■ PROBLEM REQUIREMENTS ■
Restate every entry word for word.

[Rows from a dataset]
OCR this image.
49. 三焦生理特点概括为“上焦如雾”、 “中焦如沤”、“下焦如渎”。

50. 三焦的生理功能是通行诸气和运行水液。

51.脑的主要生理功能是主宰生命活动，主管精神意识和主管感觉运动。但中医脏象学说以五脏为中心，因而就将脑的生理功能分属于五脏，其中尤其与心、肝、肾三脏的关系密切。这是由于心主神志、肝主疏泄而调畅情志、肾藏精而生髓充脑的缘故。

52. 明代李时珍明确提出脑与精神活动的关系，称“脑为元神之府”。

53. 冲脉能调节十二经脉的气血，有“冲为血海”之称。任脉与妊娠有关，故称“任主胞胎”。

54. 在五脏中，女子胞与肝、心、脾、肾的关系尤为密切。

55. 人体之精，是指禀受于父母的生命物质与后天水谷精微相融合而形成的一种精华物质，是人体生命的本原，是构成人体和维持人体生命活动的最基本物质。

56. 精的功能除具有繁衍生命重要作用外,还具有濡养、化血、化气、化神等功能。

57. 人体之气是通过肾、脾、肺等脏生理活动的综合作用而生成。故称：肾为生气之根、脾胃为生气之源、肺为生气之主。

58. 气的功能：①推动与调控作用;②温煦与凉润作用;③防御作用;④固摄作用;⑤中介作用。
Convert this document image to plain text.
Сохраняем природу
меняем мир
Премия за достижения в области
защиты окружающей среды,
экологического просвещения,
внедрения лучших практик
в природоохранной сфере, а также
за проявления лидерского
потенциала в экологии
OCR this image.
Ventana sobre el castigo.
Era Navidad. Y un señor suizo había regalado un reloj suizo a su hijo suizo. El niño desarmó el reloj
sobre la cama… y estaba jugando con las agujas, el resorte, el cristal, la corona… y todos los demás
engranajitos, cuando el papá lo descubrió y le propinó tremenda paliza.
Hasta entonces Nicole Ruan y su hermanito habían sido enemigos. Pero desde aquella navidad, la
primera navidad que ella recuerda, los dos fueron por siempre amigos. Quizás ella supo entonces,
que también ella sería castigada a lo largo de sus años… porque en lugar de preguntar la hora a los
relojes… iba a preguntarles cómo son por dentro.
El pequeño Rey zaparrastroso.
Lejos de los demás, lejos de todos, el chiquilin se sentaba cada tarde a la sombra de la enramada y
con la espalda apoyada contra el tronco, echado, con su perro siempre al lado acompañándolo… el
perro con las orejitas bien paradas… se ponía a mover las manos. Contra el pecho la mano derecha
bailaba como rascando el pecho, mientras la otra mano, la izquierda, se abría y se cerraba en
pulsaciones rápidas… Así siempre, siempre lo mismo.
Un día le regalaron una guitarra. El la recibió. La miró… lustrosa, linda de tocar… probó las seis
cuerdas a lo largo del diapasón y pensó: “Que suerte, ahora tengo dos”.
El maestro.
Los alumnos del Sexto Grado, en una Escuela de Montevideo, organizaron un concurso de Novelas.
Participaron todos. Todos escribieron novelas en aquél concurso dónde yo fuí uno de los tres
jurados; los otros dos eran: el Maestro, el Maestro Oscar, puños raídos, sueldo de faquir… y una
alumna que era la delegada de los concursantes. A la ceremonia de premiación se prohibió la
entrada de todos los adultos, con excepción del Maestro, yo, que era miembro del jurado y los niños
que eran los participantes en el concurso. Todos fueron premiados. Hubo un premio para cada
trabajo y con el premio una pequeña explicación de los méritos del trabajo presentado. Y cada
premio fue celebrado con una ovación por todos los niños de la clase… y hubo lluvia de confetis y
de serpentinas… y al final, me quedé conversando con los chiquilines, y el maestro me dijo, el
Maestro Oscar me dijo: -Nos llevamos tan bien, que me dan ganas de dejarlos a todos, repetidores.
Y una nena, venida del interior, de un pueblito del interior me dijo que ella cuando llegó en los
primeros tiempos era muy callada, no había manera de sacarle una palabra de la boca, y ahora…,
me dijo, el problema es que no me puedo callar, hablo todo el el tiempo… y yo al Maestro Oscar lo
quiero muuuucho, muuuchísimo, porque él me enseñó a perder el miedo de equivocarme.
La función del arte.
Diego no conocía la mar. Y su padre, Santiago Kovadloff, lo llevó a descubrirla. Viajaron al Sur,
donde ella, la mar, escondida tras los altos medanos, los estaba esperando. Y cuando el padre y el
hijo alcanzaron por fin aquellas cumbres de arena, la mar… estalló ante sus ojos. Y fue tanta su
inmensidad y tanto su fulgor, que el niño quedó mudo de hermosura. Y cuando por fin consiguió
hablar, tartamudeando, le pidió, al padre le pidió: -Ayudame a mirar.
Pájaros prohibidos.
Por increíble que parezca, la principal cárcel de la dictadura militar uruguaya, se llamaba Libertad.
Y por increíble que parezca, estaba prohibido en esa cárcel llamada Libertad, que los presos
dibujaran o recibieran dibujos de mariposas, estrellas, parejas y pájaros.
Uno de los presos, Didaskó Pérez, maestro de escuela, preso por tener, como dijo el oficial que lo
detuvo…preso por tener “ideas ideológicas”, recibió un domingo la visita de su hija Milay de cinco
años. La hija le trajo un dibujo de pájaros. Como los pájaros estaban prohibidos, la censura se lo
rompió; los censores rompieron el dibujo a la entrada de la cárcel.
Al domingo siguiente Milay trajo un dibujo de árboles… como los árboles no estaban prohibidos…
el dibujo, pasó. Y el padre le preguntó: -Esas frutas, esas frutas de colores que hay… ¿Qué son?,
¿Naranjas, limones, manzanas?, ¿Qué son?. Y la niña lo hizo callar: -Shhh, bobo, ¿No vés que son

■ FINAL RESULT ■
OCR this image.
49. 三焦生理特点概括为“上焦如雾”、 “中焦如沤”、“下焦如渎”。

50. 三焦的生理功能是通行诸气和运行水液。

51.脑的主要生理功能是主宰生命活动，主管精神意识和主管感觉运动。但中医脏象学说以五脏为中心，因而就将脑的生理功能分属于五脏，其中尤其与心、肝、肾三脏的关系密切。这是由于心主神志、肝主疏泄而调畅情志、肾藏精而生髓充脑的缘故。

52. 明代李时珍明确提出脑与精神活动的关系，称“脑为元神之府”。

53. 冲脉能调节十二经脉的气血，有“冲为血海”之称。任脉与妊娠有关，故称“任主胞胎”。

54. 在五脏中，女子胞与肝、心、脾、肾的关系尤为密切。

55. 人体之精，是指禀受于父母的生命物质与后天水谷精微相融合而形成的一种精华物质，是人体生命的本原，是构成人体和维持人体生命活动的最基本物质。

56. 精的功能除具有繁衍生命重要作用外,还具有濡养、化血、化气、化神等功能。

57. 人体之气是通过肾、脾、肺等脏生理活动的综合作用而生成。故称：肾为生气之根、脾胃为生气之源、肺为生气之主。

58. 气的功能：①推动与调控作用;②温煦与凉润作用;③防御作用;④固摄作用;⑤中介作用。
Convert this document image to plain text.
Сохраняем природу
меняем мир
Премия за достижения в области
защиты окружающей среды,
экологического просвещения,
внедрения лучших практик
в природоохранной сфере, а также
за проявления лидерского
потенциала в экологии
OCR this image.
Ventana sobre el castigo.
Era Navidad. Y un señor suizo había regalado un reloj suizo a su hijo suizo. El niño desarmó el reloj
sobre la cama… y estaba jugando con las agujas, el resorte, el cristal, la corona… y todos los demás
engranajitos, cuando el papá lo descubrió y le propinó tremenda paliza.
Hasta entonces Nicole Ruan y su hermanito habían sido enemigos. Pero desde aquella navidad, la
primera navidad que ella recuerda, los dos fueron por siempre amigos. Quizás ella supo entonces,
que también ella sería castigada a lo largo de sus años… porque en lugar de preguntar la hora a los
relojes… iba a preguntarles cómo son por dentro.
El pequeño Rey zaparrastroso.
Lejos de los demás, lejos de todos, el chiquilin se sentaba cada tarde a la sombra de la enramada y
con la espalda apoyada contra el tronco, echado, con su perro siempre al lado acompañándolo… el
perro con las orejitas bien paradas… se ponía a mover las manos. Contra el pecho la mano derecha
bailaba como rascando el pecho, mientras la otra mano, la izquierda, se abría y se cerraba en
pulsaciones rápidas… Así siempre, siempre lo mismo.
Un día le regalaron una guitarra. El la recibió. La miró… lustrosa, linda de tocar… probó las seis
cuerdas a lo largo del diapasón y pensó: “Que suerte, ahora tengo dos”.
El maestro.
Los alumnos del Sexto Grado, en una Escuela de Montevideo, organizaron un concurso de Novelas.
Participaron todos. Todos escribieron novelas en aquél concurso dónde yo fuí uno de los tres
jurados; los otros dos eran: el Maestro, el Maestro Oscar, puños raídos, sueldo de faquir… y una
alumna que era la delegada de los concursantes. A la ceremonia de premiación se prohibió la
entrada de todos los adultos, con excepción del Maestro, yo, que era miembro del jurado y los niños
que eran los participantes en el concurso. Todos fueron premiados. Hubo un premio para cada
trabajo y con el premio una pequeña explicación de los méritos del trabajo presentado. Y cada
premio fue celebrado con una ovación por todos los niños de la clase… y hubo lluvia de confetis y
de serpentinas… y al final, me quedé conversando con los chiquilines, y el maestro me dijo, el
Maestro Oscar me dijo: -Nos llevamos tan bien, que me dan ganas de dejarlos a todos, repetidores.
Y una nena, venida del interior, de un pueblito del interior me dijo que ella cuando llegó en los
primeros tiempos era muy callada, no había manera de sacarle una palabra de la boca, y ahora…,
me dijo, el problema es que no me puedo callar, hablo todo el el tiempo… y yo al Maestro Oscar lo
quiero muuuucho, muuuchísimo, porque él me enseñó a perder el miedo de equivocarme.
La función del arte.
Diego no conocía la mar. Y su padre, Santiago Kovadloff, lo llevó a descubrirla. Viajaron al Sur,
donde ella, la mar, escondida tras los altos medanos, los estaba esperando. Y cuando el padre y el
hijo alcanzaron por fin aquellas cumbres de arena, la mar… estalló ante sus ojos. Y fue tanta su
inmensidad y tanto su fulgor, que el niño quedó mudo de hermosura. Y cuando por fin consiguió
hablar, tartamudeando, le pidió, al padre le pidió: -Ayudame a mirar.
Pájaros prohibidos.
Por increíble que parezca, la principal cárcel de la dictadura militar uruguaya, se llamaba Libertad.
Y por increíble que parezca, estaba prohibido en esa cárcel llamada Libertad, que los presos
dibujaran o recibieran dibujos de mariposas, estrellas, parejas y pájaros.
Uno de los presos, Didaskó Pérez, maestro de escuela, preso por tener, como dijo el oficial que lo
detuvo…preso por tener “ideas ideológicas”, recibió un domingo la visita de su hija Milay de cinco
años. La hija le trajo un dibujo de pájaros. Como los pájaros estaban prohibidos, la censura se lo
rompió; los censores rompieron el dibujo a la entrada de la cárcel.
Al domingo siguiente Milay trajo un dibujo de árboles… como los árboles no estaban prohibidos…
el dibujo, pasó. Y el padre le preguntó: -Esas frutas, esas frutas de colores que hay… ¿Qué son?,
¿Naranjas, limones, manzanas?, ¿Qué son?. Y la niña lo hizo callar: -Shhh, bobo, ¿No vés que son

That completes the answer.